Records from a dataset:
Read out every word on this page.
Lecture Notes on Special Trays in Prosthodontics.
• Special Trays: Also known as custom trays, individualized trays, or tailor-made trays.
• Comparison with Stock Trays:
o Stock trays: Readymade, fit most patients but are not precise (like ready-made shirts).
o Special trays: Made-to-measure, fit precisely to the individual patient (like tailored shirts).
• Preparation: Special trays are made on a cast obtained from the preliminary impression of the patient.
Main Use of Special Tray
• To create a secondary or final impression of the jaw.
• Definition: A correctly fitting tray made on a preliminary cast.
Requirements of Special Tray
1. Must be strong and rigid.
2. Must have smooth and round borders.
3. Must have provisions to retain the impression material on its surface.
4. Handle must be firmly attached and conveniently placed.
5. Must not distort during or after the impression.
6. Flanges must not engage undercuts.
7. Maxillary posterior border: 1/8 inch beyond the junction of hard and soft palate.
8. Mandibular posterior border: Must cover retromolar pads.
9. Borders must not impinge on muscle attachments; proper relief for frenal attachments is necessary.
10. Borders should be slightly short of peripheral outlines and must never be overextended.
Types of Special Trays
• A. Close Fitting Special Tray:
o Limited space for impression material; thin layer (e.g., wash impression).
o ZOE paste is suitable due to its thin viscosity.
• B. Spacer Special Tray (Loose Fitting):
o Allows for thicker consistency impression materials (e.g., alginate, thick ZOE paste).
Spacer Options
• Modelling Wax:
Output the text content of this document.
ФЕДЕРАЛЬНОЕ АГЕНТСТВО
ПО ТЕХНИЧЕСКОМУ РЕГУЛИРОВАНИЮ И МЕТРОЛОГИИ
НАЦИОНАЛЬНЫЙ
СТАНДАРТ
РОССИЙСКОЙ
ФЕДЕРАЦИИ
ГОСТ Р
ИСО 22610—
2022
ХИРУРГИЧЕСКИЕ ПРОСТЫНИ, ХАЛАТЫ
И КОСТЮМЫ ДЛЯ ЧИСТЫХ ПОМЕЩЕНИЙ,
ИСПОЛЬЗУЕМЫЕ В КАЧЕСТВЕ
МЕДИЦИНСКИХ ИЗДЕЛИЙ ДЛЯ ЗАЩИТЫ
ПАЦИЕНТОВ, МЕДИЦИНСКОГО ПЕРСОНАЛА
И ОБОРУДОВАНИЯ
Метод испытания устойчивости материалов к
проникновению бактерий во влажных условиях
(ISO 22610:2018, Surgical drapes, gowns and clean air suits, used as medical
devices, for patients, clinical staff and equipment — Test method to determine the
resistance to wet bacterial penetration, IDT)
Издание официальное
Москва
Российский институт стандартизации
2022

ABOUT THIS EXERCISE:
Copy out each line of the records that holds the string "shirts".

OUTPUT BELOW:
o Stock trays: Readymade, fit most patients but are not precise (like ready-made shirts).
o Special trays: Made-to-measure, fit precisely to the individual patient (like tailored shirts).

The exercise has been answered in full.